**WHAT THE TASK ASKS**
Every line in the listing is to be echoed verbatim.

======

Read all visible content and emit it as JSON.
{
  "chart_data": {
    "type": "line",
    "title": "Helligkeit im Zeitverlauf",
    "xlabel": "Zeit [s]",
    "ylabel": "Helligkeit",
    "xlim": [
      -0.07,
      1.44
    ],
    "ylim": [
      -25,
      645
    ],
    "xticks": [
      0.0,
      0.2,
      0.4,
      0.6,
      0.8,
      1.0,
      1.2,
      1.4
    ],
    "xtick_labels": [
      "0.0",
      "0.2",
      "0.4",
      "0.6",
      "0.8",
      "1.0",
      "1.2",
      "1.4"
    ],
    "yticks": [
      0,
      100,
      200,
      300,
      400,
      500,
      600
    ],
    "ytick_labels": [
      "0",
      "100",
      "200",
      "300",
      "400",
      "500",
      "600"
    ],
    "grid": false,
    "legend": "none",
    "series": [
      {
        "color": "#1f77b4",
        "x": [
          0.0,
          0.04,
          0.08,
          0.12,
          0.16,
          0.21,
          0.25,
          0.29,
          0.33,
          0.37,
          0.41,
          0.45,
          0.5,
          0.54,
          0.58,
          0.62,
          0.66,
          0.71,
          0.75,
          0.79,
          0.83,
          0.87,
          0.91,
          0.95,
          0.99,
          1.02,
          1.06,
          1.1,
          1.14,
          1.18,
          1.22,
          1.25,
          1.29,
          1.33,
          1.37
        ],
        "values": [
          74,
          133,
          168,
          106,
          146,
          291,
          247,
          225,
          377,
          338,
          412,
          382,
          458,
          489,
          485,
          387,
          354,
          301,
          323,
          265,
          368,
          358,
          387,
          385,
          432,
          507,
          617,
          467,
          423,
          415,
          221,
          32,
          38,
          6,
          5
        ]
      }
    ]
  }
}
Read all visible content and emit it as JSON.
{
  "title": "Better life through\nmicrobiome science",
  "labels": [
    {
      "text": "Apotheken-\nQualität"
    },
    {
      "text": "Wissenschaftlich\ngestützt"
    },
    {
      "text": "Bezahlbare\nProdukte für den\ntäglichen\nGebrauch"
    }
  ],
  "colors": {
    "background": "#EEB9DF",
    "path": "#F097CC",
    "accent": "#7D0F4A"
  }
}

======

**THE ANSWER**
Read all visible content and emit it as JSON.
{
  "chart_data": {
    "type": "line",
    "title": "Helligkeit im Zeitverlauf",
    "xlabel": "Zeit [s]",
    "ylabel": "Helligkeit",
    "xlim": [
      -0.07,
      1.44
    ],
    "ylim": [
      -25,
      645
    ],
    "xticks": [
      0.0,
      0.2,
      0.4,
      0.6,
      0.8,
      1.0,
      1.2,
      1.4
    ],
    "xtick_labels": [
      "0.0",
      "0.2",
      "0.4",
      "0.6",
      "0.8",
      "1.0",
      "1.2",
      "1.4"
    ],
    "yticks": [
      0,
      100,
      200,
      300,
      400,
      500,
      600
    ],
    "ytick_labels": [
      "0",
      "100",
      "200",
      "300",
      "400",
      "500",
      "600"
    ],
    "grid": false,
    "legend": "none",
    "series": [
      {
        "color": "#1f77b4",
        "x": [
          0.0,
          0.04,
          0.08,
          0.12,
          0.16,
          0.21,
          0.25,
          0.29,
          0.33,
          0.37,
          0.41,
          0.45,
          0.5,
          0.54,
          0.58,
          0.62,
          0.66,
          0.71,
          0.75,
          0.79,
          0.83,
          0.87,
          0.91,
          0.95,
          0.99,
          1.02,
          1.06,
          1.1,
          1.14,
          1.18,
          1.22,
          1.25,
          1.29,
          1.33,
          1.37
        ],
        "values": [
          74,
          133,
          168,
          106,
          146,
          291,
          247,
          225,
          377,
          338,
          412,
          382,
          458,
          489,
          485,
          387,
          354,
          301,
          323,
          265,
          368,
          358,
          387,
          385,
          432,
          507,
          617,
          467,
          423,
          415,
          221,
          32,
          38,
          6,
          5
        ]
      }
    ]
  }
}
Read all visible content and emit it as JSON.
{
  "title": "Better life through\nmicrobiome science",
  "labels": [
    {
      "text": "Apotheken-\nQualität"
    },
    {
      "text": "Wissenschaftlich\ngestützt"
    },
    {
      "text": "Bezahlbare\nProdukte für den\ntäglichen\nGebrauch"
    }
  ],
  "colors": {
    "background": "#EEB9DF",
    "path": "#F097CC",
    "accent": "#7D0F4A"
  }
}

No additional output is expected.